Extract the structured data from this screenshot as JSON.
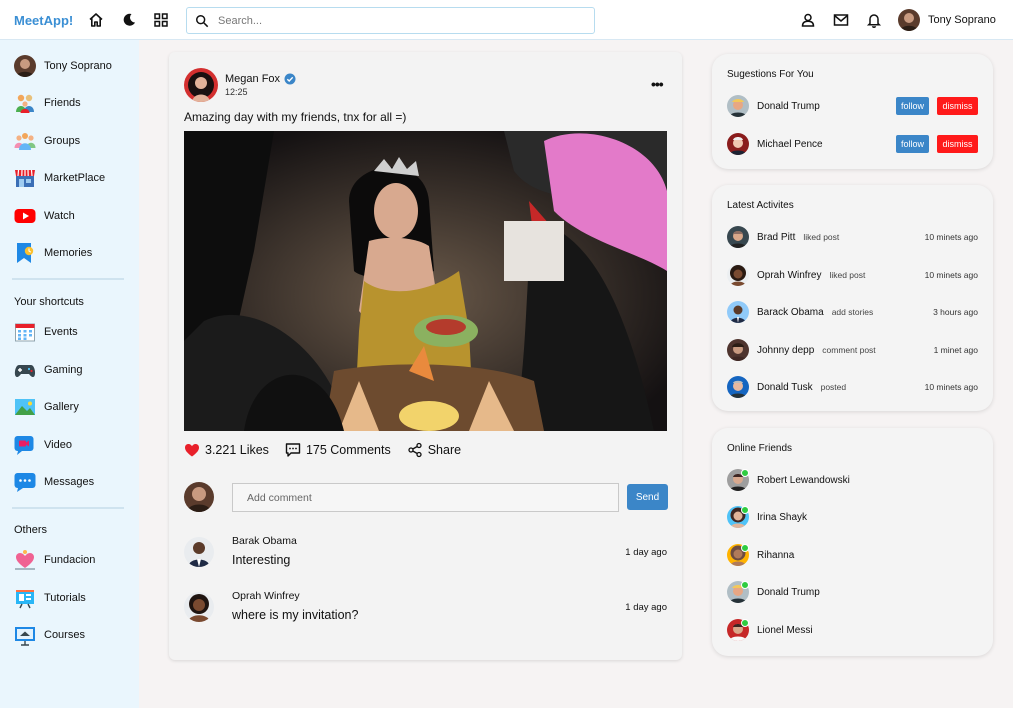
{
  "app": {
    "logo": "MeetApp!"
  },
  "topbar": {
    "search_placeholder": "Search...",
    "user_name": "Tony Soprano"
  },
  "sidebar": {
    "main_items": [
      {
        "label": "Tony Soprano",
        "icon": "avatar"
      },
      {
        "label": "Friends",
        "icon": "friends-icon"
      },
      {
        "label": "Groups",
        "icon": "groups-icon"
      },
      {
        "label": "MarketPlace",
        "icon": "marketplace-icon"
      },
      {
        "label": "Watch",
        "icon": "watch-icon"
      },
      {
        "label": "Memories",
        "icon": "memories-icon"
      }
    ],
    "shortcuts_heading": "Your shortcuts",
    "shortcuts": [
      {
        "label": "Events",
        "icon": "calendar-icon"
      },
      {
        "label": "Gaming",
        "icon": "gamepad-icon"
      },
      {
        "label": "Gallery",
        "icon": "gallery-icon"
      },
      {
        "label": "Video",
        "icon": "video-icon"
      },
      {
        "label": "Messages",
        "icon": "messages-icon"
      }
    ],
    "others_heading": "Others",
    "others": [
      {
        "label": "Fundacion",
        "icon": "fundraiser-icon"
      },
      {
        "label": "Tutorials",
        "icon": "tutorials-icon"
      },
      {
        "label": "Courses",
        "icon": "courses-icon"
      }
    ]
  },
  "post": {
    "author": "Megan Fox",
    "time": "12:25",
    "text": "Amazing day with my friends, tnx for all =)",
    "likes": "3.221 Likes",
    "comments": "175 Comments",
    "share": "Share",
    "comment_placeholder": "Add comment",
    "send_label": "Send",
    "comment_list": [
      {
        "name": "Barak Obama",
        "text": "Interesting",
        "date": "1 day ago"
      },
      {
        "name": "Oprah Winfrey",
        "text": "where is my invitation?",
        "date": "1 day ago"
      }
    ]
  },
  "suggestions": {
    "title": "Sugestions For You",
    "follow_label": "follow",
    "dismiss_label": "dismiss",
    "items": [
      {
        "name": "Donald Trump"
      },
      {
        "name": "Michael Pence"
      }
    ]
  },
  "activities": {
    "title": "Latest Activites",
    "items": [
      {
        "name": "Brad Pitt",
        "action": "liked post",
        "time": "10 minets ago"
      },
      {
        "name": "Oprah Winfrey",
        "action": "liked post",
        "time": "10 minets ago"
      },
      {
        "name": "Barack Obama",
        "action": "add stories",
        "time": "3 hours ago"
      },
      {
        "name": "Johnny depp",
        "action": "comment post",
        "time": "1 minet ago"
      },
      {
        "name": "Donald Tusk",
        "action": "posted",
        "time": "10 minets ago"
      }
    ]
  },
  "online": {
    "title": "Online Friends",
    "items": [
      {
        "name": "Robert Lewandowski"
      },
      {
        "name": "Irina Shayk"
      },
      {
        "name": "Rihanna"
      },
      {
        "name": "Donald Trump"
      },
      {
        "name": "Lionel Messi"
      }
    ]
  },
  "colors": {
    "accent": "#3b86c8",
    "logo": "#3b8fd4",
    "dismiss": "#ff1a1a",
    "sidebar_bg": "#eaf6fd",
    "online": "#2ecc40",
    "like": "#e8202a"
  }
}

______________________________

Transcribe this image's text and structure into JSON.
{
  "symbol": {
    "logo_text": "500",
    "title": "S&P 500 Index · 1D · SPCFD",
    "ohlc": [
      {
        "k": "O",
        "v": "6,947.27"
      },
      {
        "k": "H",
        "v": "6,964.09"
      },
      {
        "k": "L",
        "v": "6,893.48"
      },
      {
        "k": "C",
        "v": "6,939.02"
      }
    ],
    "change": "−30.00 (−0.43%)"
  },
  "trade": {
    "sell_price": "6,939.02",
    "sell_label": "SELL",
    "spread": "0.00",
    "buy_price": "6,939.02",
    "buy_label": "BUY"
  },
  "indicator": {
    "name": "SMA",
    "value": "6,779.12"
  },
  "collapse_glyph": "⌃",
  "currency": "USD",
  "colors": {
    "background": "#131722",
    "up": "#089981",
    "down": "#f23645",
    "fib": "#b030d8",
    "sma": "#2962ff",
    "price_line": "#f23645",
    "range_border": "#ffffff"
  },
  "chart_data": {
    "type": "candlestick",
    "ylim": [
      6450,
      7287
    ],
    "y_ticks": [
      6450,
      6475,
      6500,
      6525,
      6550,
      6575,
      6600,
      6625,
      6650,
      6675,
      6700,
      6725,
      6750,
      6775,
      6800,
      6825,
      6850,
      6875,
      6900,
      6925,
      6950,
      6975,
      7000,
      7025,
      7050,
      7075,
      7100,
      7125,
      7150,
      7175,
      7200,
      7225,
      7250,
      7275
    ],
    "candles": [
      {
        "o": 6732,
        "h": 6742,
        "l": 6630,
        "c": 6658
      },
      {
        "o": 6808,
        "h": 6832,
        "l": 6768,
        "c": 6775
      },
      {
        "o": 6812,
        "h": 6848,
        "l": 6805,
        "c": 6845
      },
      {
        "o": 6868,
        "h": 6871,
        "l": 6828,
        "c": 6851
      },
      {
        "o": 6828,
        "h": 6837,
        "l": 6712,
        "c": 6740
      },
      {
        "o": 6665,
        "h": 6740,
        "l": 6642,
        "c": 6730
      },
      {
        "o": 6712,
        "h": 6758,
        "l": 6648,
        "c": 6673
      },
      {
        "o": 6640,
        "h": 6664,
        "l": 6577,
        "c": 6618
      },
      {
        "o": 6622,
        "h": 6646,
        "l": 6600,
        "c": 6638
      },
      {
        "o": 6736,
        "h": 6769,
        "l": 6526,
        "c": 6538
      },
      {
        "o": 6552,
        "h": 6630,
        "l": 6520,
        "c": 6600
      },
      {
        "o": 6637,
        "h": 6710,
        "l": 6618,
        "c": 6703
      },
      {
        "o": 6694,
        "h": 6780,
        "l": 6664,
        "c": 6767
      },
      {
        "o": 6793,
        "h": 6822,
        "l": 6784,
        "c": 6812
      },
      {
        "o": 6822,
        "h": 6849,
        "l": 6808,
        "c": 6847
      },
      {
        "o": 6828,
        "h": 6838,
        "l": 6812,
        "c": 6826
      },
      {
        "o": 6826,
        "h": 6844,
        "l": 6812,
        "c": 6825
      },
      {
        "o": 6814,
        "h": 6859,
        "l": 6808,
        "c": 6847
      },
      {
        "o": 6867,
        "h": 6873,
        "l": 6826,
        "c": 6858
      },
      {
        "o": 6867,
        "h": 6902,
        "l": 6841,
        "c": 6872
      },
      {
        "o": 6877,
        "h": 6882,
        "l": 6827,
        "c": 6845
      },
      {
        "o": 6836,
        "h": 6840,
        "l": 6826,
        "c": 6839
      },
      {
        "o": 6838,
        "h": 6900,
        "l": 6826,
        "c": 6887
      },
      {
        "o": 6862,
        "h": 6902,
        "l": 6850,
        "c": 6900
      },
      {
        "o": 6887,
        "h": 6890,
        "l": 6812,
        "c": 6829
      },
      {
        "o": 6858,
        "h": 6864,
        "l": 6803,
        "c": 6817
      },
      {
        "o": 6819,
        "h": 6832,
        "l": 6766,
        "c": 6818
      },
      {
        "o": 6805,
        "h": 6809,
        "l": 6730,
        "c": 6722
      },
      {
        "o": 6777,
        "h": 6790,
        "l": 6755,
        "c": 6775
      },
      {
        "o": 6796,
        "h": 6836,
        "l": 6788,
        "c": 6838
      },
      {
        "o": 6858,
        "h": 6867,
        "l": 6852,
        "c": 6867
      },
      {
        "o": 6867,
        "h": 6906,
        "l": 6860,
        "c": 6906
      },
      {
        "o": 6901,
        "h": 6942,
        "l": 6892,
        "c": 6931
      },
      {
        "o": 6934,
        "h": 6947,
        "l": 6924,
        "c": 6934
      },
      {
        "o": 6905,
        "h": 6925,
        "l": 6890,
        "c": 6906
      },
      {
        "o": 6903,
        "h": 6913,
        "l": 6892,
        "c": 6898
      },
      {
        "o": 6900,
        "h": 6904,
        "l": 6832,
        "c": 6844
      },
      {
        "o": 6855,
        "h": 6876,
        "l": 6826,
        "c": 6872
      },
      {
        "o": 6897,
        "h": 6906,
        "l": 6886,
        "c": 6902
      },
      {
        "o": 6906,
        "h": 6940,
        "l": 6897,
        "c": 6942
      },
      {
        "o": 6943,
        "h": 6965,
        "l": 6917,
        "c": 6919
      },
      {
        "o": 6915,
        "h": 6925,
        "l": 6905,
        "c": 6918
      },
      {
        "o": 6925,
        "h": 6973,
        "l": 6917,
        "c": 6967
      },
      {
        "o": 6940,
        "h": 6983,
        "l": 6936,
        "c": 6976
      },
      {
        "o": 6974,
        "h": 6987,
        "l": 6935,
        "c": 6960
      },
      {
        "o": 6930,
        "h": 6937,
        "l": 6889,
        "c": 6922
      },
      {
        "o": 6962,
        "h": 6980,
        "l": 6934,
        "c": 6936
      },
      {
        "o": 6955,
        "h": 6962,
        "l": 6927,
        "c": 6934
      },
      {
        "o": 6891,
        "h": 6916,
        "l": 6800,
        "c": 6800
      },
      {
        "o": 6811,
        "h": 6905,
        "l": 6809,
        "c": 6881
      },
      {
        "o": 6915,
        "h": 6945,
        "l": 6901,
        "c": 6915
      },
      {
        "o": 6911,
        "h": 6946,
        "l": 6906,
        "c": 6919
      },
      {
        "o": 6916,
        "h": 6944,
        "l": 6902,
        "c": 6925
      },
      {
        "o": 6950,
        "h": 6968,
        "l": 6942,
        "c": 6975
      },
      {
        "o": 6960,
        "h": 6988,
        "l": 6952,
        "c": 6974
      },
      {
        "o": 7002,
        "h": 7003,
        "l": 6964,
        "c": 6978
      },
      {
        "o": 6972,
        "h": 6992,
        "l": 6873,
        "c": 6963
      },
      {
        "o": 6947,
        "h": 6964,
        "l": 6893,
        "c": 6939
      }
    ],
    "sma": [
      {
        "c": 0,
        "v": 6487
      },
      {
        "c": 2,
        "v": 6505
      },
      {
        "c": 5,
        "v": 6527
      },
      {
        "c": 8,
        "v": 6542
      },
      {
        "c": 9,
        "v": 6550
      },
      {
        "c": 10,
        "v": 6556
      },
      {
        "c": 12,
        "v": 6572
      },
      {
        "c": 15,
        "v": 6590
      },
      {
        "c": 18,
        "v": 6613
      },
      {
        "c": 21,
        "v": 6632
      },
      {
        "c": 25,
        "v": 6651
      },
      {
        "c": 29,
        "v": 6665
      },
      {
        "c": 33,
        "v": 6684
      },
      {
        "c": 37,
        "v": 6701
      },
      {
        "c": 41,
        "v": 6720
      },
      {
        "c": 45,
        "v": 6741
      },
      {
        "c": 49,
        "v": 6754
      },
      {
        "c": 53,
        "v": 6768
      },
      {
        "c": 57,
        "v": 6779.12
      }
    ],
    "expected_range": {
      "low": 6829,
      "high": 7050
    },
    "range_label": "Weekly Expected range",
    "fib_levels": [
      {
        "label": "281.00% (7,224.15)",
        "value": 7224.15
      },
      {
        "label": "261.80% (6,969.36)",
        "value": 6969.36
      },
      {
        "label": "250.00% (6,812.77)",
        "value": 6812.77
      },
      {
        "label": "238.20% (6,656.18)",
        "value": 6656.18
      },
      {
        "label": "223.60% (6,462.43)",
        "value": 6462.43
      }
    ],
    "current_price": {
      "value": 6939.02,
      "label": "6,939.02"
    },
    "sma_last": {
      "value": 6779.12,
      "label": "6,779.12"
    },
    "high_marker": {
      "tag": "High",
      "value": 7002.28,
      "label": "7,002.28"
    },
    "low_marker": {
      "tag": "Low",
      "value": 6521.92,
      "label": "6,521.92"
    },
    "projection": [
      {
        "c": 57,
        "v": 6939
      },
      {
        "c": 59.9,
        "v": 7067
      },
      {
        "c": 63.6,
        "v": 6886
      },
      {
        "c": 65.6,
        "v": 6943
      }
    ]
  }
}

______________________________

EXERCISE DETAILS -> Find every line in the records above that contains the word "this", and copy each one.

FINAL RESULT ->
Extract the structured data from this screenshot as JSON.
Transcribe this image's text and structure into JSON.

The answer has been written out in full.